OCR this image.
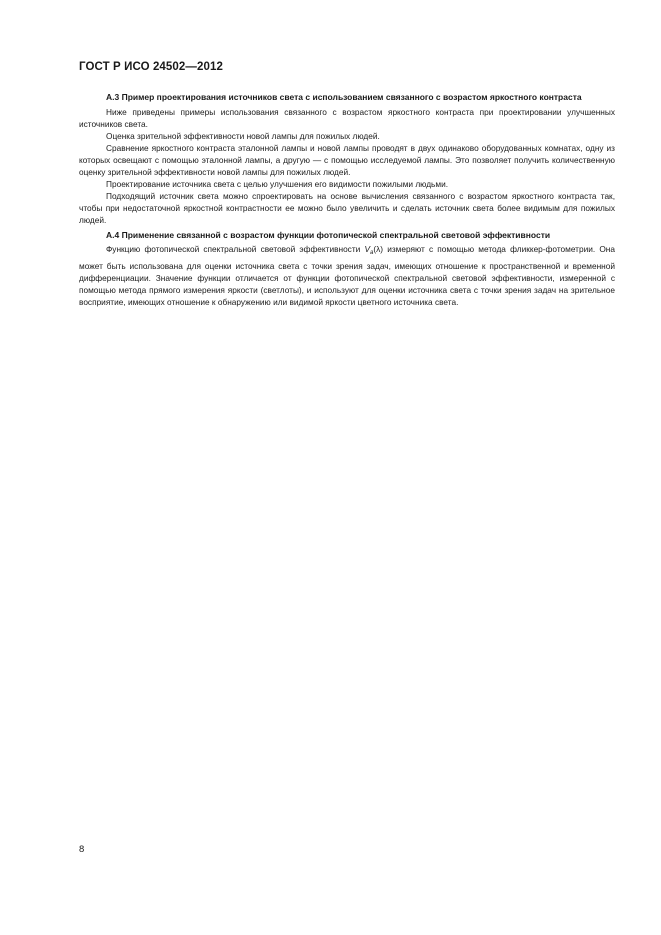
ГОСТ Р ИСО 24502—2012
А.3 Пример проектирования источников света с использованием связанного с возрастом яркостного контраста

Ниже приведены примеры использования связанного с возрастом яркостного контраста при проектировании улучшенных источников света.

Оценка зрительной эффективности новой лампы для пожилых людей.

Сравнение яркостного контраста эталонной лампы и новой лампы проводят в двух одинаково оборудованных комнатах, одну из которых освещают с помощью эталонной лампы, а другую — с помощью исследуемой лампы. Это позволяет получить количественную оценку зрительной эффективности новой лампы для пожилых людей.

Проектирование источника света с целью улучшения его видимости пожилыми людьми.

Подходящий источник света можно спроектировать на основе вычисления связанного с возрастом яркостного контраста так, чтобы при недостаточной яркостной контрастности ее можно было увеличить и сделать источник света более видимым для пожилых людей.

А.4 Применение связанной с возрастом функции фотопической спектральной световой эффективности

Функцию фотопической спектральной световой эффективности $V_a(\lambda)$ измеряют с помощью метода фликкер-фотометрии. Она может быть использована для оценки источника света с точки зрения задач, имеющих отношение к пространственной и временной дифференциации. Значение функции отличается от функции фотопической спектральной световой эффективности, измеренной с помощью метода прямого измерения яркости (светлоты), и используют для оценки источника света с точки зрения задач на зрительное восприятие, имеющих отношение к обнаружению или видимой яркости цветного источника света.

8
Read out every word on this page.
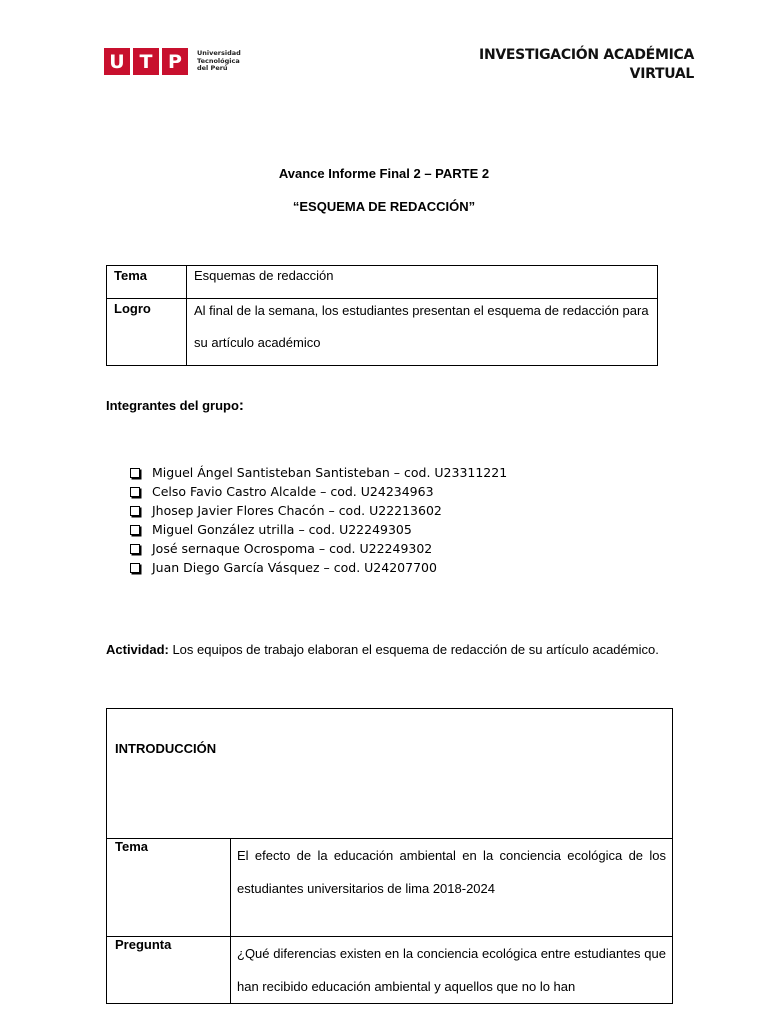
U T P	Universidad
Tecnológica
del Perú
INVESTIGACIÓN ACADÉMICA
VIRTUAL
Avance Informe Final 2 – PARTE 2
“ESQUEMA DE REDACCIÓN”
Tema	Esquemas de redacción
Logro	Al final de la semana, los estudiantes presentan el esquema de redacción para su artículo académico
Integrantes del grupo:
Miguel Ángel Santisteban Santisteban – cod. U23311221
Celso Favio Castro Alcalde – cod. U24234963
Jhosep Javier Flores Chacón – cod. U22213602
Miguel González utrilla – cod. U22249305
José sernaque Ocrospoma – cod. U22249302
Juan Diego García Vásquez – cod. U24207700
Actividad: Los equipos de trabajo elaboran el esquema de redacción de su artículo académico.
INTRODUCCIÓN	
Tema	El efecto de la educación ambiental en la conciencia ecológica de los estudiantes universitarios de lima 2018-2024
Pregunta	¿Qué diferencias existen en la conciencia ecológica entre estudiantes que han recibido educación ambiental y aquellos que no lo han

····················

:: The problem ::
Show all lines from the data above in which the word "людей" appears.

:: Problem solution ::
Оценка зрительной эффективности новой лампы для пожилых людей.
Сравнение яркостного контраста эталонной лампы и новой лампы проводят в двух одинаково оборудованных комнатах, одну из которых освещают с помощью эталонной лампы, а другую — с помощью исследуемой лампы. Это позволяет получить количественную оценку зрительной эффективности новой лампы для пожилых людей.
Подходящий источник света можно спроектировать на основе вычисления связанного с возрастом яркостного контраста так, чтобы при недостаточной яркостной контрастности ее можно было увеличить и сделать источник света более видимым для пожилых людей.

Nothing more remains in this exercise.